### Work to be completed
Retype exactly the lines that run from the line with "Enumerate this screenshot's" to the final line of the entries, keeping both ends and nothing else.

### Extracted records
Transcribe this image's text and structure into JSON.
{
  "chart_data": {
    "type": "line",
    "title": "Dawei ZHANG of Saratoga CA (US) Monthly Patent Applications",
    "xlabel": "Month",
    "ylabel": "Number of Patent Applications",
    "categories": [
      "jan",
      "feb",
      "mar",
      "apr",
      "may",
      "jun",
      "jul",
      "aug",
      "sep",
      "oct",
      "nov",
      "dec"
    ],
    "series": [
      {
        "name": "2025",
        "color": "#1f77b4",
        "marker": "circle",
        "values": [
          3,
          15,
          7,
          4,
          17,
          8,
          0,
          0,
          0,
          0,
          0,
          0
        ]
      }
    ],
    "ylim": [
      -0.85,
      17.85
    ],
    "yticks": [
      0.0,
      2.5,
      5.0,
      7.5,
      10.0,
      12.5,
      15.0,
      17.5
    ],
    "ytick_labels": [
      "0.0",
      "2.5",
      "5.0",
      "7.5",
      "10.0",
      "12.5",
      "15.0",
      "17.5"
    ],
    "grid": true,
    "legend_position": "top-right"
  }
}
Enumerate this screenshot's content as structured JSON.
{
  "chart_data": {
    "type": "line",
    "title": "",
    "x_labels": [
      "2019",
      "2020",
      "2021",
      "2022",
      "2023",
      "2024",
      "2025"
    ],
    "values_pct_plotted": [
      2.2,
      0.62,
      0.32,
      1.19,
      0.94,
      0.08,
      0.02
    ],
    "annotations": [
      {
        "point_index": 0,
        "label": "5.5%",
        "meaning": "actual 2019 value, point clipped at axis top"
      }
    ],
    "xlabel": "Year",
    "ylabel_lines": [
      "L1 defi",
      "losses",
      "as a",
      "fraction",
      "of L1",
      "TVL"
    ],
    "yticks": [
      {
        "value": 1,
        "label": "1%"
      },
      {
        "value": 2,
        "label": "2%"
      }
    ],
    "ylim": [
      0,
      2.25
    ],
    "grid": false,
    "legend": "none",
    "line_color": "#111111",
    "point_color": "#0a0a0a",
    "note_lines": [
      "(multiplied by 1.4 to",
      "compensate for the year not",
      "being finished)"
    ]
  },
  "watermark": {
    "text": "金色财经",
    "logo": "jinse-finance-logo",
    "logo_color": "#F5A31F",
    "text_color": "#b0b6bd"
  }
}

### Output of the exercise
Enumerate this screenshot's content as structured JSON.
{
  "chart_data": {
    "type": "line",
    "title": "",
    "x_labels": [
      "2019",
      "2020",
      "2021",
      "2022",
      "2023",
      "2024",
      "2025"
    ],
    "values_pct_plotted": [
      2.2,
      0.62,
      0.32,
      1.19,
      0.94,
      0.08,
      0.02
    ],
    "annotations": [
      {
        "point_index": 0,
        "label": "5.5%",
        "meaning": "actual 2019 value, point clipped at axis top"
      }
    ],
    "xlabel": "Year",
    "ylabel_lines": [
      "L1 defi",
      "losses",
      "as a",
      "fraction",
      "of L1",
      "TVL"
    ],
    "yticks": [
      {
        "value": 1,
        "label": "1%"
      },
      {
        "value": 2,
        "label": "2%"
      }
    ],
    "ylim": [
      0,
      2.25
    ],
    "grid": false,
    "legend": "none",
    "line_color": "#111111",
    "point_color": "#0a0a0a",
    "note_lines": [
      "(multiplied by 1.4 to",
      "compensate for the year not",
      "being finished)"
    ]
  },
  "watermark": {
    "text": "金色财经",
    "logo": "jinse-finance-logo",
    "logo_color": "#F5A31F",
    "text_color": "#b0b6bd"
  }
}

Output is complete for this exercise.